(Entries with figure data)
************

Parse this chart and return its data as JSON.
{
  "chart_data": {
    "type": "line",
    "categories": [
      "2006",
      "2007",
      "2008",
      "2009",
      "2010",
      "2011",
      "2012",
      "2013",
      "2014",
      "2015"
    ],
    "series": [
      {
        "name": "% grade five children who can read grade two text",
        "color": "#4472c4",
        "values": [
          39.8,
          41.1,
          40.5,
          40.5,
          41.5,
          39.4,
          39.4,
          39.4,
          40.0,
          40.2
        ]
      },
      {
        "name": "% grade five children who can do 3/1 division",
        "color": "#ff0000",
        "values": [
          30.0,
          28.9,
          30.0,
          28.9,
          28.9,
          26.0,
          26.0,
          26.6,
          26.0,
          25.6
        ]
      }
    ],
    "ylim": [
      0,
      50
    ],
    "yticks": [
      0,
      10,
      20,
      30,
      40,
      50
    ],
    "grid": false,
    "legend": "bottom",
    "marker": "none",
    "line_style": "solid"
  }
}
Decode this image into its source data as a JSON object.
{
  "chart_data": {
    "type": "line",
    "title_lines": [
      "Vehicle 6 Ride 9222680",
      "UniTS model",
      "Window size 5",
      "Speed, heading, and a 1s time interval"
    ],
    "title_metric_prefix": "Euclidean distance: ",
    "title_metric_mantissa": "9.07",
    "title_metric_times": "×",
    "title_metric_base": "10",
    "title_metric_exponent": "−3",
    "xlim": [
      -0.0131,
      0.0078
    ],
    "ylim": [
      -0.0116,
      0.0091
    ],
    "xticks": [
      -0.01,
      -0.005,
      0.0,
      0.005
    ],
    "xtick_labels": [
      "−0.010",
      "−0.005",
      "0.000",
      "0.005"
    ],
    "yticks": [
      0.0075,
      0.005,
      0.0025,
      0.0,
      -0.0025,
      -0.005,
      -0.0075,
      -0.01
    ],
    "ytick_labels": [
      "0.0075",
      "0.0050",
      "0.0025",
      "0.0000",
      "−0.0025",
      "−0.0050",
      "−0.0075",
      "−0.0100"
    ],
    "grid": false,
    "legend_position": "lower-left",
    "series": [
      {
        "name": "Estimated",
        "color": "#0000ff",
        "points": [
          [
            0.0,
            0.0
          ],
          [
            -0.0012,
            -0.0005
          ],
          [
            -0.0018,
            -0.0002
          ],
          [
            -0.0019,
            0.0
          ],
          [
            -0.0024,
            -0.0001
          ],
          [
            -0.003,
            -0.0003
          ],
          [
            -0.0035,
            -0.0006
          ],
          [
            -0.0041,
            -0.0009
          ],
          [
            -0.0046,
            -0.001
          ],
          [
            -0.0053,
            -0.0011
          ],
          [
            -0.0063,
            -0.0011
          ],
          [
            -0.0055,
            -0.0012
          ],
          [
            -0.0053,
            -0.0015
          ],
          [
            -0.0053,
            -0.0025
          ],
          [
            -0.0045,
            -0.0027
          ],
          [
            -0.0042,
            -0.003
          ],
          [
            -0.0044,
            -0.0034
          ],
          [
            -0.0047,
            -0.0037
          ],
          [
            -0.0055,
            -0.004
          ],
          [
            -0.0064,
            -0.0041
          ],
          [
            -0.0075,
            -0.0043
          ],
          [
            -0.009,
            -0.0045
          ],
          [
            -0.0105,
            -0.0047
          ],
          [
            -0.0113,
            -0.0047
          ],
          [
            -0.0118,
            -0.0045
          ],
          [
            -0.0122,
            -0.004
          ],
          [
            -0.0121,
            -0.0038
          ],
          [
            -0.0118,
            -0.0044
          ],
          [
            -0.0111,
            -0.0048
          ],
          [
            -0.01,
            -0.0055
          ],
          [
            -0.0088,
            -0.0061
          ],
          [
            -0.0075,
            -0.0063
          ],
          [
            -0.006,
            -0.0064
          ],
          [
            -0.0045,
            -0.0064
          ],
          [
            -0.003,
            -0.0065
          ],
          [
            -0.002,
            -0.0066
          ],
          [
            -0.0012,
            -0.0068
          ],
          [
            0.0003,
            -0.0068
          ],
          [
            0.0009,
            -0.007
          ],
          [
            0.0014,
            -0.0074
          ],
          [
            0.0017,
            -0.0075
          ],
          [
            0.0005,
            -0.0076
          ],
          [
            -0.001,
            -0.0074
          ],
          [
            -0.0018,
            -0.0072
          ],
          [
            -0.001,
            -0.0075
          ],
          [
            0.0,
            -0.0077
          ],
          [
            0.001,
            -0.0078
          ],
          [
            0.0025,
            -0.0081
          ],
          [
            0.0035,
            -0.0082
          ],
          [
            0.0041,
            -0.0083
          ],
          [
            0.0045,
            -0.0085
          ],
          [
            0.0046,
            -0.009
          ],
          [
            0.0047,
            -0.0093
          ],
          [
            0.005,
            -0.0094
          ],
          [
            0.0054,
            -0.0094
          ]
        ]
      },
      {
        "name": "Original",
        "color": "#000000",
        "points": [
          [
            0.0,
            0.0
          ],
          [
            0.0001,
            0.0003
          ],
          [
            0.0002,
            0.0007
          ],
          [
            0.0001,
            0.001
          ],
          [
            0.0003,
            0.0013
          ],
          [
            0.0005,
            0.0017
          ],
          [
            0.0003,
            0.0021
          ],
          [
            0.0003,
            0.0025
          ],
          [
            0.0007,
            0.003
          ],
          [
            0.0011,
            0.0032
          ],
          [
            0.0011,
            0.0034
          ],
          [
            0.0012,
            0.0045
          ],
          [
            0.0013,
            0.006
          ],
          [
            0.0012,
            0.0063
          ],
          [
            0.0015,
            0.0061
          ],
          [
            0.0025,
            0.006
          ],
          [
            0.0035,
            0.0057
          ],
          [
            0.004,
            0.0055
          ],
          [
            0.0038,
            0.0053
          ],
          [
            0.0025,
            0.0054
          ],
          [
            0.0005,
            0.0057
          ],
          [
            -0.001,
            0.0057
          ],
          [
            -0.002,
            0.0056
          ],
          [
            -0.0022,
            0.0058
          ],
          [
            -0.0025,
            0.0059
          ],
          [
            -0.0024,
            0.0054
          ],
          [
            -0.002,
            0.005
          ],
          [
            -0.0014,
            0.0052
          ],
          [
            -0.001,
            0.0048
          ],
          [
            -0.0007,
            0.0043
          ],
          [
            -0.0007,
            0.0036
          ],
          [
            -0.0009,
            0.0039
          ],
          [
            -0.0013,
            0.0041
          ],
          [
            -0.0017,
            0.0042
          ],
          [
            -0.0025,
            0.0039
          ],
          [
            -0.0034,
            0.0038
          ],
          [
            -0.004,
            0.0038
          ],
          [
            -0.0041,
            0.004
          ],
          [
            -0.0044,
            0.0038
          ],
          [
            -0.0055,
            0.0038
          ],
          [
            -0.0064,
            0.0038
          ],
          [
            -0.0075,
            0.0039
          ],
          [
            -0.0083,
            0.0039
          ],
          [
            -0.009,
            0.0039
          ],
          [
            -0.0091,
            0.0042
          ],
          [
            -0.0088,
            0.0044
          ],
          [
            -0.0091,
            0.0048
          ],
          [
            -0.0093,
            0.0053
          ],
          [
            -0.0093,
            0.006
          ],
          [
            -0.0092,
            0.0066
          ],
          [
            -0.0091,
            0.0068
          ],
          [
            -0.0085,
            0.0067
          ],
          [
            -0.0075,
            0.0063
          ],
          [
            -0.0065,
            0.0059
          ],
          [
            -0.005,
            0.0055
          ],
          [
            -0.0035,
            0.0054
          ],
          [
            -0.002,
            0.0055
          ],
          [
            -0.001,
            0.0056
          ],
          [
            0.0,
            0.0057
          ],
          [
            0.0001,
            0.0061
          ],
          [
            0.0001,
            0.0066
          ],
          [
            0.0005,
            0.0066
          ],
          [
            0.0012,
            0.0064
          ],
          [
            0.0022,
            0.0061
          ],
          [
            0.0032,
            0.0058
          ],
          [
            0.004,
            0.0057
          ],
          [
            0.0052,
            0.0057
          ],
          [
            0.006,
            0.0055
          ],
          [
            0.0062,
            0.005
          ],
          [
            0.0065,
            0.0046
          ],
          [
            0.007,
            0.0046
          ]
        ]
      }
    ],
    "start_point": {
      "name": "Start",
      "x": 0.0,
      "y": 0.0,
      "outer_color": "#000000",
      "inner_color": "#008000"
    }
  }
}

************

• [DIRECTIONS FOR THIS TASK] Copy every line that includes the string "five" from the material above.

• [THE COMPLETED TASK]
        "name": "% grade five children who can read grade two text",
        "name": "% grade five children who can do 3/1 division",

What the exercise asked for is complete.